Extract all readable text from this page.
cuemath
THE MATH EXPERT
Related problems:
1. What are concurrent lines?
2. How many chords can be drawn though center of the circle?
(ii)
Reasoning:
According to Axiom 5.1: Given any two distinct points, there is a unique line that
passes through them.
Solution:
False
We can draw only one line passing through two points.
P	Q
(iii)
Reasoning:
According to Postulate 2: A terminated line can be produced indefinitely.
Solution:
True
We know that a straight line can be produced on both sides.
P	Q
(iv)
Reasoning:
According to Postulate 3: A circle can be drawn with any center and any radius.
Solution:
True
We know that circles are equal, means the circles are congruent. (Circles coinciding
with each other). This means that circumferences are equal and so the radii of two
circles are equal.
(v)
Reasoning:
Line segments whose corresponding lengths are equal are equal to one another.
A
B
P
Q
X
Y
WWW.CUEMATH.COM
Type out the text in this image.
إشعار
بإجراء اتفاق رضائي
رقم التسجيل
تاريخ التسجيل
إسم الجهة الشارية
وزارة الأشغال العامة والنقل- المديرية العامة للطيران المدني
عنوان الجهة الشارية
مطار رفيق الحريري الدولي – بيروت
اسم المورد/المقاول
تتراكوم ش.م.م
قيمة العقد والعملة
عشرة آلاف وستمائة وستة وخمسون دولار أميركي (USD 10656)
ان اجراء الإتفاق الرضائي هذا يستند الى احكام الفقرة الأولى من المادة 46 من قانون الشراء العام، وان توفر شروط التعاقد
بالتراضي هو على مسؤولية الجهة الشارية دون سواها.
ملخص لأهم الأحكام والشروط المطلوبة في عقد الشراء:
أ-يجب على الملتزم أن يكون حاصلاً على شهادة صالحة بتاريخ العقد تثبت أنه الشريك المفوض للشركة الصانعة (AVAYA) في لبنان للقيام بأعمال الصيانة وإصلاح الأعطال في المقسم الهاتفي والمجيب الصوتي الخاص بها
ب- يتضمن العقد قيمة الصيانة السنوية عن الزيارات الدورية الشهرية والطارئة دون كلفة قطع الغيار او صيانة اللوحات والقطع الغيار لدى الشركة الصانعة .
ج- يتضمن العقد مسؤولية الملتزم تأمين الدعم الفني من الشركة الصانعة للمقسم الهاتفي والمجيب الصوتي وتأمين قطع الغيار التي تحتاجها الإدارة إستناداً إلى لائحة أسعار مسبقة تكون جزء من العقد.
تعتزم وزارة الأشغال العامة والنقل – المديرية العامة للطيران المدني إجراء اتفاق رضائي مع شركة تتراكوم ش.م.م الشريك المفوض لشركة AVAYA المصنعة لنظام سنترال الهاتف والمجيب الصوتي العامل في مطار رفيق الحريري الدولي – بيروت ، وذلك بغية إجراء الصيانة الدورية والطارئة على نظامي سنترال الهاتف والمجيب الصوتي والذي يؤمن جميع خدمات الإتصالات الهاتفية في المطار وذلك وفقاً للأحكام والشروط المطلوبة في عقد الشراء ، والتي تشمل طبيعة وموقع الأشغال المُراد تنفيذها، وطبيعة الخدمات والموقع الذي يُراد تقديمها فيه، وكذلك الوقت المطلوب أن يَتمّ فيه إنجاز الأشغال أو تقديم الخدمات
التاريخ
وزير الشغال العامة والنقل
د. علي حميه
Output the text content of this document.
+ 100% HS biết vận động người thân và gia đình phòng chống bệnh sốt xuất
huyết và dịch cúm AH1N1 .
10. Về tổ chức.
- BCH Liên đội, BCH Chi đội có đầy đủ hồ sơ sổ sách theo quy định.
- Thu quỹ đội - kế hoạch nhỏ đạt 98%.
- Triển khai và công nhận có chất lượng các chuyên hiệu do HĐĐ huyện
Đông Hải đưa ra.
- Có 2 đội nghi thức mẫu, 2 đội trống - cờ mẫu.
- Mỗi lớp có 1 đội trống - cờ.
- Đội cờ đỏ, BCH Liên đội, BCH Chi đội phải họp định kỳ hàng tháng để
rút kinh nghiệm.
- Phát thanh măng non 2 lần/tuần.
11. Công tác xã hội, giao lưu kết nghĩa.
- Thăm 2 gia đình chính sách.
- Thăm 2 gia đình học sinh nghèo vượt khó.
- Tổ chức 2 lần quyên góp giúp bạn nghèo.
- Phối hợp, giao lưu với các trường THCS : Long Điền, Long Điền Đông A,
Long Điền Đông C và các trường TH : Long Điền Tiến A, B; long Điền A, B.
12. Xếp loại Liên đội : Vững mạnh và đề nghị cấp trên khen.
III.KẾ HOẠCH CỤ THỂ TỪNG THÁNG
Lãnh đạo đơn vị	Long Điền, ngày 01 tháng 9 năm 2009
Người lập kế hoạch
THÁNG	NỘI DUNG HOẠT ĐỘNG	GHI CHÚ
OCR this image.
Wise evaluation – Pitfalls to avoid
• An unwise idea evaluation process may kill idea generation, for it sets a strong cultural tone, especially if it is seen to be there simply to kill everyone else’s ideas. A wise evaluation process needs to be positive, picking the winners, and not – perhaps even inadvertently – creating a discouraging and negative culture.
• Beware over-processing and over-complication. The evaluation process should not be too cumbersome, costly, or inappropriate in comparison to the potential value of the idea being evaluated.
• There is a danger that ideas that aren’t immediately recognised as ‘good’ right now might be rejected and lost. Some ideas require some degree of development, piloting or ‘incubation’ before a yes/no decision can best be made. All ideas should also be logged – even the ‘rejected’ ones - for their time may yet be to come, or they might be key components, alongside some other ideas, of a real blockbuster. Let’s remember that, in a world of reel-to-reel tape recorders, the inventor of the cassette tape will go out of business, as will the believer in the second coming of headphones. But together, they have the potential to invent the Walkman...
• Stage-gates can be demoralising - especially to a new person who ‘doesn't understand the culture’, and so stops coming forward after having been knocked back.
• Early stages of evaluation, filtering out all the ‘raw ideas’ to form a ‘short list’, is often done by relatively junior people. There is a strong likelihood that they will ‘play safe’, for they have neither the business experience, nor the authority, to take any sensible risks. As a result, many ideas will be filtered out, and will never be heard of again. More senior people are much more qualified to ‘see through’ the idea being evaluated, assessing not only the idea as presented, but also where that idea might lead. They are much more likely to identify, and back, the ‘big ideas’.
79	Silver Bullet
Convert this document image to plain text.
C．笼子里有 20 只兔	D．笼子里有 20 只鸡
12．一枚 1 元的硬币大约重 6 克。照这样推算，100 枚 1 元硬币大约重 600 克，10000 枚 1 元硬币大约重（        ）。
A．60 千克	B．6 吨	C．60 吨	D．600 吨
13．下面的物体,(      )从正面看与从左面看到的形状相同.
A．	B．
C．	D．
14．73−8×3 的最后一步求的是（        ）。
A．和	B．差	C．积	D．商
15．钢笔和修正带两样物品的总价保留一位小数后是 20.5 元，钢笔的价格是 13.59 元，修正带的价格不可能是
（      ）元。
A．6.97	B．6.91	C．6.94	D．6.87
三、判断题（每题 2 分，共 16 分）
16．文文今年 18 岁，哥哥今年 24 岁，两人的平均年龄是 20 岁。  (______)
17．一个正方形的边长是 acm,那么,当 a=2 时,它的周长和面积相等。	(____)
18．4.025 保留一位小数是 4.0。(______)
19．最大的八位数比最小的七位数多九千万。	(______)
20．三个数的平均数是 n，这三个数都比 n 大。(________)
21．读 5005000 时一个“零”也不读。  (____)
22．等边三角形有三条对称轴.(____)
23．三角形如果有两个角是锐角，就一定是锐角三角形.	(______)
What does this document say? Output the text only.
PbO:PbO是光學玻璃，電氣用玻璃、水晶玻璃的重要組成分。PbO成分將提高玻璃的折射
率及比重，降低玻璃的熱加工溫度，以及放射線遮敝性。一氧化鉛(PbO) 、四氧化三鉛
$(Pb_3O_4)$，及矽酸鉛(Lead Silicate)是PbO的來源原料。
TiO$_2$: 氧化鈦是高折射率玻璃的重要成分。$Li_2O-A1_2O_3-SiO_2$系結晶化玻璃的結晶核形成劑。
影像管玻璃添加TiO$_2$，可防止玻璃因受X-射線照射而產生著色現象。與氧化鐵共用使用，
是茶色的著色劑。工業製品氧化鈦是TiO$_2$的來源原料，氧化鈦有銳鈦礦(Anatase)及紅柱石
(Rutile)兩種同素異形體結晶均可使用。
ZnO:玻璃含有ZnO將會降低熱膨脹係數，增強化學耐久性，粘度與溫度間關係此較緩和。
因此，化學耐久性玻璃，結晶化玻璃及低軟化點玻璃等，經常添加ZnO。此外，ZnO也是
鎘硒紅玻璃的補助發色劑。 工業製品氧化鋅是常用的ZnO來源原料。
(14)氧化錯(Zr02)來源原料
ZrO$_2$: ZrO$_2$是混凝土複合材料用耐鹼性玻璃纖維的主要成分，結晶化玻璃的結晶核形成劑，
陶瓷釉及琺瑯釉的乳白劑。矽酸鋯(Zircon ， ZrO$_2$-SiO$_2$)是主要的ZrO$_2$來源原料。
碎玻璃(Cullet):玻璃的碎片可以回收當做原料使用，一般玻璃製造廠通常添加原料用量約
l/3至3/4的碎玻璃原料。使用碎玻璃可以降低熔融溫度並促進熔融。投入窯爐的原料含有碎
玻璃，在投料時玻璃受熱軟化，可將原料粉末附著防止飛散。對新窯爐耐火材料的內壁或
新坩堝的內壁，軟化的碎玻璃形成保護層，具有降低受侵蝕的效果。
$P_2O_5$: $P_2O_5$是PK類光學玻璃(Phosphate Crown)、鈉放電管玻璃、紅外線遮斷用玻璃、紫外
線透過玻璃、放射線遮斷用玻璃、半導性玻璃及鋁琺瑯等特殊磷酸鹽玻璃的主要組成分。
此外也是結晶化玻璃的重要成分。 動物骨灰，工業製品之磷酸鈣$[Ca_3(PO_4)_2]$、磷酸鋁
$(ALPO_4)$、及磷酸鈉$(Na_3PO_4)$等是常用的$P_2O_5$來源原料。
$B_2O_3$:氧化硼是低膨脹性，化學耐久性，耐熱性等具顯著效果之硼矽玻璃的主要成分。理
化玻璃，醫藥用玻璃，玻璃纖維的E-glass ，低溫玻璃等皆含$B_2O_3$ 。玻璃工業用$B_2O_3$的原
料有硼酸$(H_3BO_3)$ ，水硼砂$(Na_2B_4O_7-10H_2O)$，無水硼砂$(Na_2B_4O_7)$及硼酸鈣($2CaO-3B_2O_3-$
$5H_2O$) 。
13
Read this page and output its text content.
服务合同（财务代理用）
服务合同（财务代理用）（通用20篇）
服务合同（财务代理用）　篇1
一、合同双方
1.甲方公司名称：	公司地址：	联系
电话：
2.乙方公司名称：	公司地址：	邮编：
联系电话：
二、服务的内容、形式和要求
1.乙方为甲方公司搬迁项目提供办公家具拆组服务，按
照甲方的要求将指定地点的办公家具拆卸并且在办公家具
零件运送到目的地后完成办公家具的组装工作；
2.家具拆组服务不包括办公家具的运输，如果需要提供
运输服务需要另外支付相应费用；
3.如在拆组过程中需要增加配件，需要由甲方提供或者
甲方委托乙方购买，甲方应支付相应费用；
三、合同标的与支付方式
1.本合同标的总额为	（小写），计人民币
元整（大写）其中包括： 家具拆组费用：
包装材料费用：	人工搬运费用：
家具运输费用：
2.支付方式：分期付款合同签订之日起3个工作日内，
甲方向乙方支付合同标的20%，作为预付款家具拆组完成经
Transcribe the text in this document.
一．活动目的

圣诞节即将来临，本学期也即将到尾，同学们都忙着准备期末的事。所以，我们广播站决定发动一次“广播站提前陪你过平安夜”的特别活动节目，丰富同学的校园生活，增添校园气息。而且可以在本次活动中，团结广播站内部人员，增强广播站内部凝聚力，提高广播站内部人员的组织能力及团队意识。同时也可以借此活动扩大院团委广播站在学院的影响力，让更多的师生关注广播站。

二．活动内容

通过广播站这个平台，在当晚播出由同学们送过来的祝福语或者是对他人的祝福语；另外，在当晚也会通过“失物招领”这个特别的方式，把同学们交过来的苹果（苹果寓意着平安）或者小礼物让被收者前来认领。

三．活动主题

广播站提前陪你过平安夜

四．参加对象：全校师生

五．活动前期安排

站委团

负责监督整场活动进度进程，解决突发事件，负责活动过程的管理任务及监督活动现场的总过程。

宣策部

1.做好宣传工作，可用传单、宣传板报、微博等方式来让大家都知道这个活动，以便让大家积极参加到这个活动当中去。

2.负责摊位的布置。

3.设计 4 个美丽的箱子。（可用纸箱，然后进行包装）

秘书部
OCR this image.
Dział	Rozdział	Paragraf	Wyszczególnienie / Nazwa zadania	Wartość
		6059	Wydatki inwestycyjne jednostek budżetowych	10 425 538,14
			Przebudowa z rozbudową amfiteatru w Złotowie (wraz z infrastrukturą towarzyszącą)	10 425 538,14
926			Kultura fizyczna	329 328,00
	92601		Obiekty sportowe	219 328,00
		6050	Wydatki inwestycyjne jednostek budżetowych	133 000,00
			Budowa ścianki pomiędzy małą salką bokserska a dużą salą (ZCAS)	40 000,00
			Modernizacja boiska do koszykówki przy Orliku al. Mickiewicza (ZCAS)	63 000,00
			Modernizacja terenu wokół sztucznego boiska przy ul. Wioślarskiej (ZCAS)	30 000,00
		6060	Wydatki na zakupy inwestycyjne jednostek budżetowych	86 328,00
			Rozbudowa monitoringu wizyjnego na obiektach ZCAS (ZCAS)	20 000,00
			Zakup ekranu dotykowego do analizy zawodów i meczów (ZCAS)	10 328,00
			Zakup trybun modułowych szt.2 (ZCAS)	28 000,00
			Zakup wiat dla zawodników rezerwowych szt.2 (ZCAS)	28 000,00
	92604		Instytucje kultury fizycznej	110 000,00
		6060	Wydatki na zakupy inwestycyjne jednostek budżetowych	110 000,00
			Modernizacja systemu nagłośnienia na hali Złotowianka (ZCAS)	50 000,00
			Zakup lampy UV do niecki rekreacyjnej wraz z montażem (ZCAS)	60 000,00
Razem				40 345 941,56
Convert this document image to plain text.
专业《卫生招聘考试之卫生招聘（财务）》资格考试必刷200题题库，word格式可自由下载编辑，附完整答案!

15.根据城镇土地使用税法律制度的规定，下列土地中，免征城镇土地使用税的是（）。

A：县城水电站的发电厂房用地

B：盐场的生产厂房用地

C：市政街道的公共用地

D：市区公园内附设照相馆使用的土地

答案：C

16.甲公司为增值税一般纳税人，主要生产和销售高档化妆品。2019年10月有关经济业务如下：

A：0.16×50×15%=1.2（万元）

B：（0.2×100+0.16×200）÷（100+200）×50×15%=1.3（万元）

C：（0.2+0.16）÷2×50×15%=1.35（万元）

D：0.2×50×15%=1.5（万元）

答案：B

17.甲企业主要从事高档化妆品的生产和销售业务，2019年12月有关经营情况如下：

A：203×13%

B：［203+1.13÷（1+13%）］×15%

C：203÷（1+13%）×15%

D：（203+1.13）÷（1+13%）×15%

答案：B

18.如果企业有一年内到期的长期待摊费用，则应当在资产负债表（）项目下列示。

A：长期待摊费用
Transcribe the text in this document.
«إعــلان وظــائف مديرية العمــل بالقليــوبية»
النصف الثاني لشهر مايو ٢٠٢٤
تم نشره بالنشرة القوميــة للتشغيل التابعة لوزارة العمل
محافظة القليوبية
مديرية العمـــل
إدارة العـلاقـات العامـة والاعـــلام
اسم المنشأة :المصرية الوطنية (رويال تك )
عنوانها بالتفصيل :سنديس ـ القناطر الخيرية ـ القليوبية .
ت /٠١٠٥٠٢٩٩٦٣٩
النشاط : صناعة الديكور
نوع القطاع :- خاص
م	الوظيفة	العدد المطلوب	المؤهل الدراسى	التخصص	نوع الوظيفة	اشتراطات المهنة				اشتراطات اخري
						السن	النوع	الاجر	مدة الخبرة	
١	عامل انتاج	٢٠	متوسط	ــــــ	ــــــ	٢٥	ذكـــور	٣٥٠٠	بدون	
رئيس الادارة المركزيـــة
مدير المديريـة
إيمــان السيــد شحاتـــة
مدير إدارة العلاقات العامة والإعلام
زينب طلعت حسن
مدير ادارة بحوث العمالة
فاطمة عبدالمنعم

> WHAT YOU ARE ASKED TO DO
Going through the data, tally the lines containing "الجهة" and report only the result.

> RESULT
3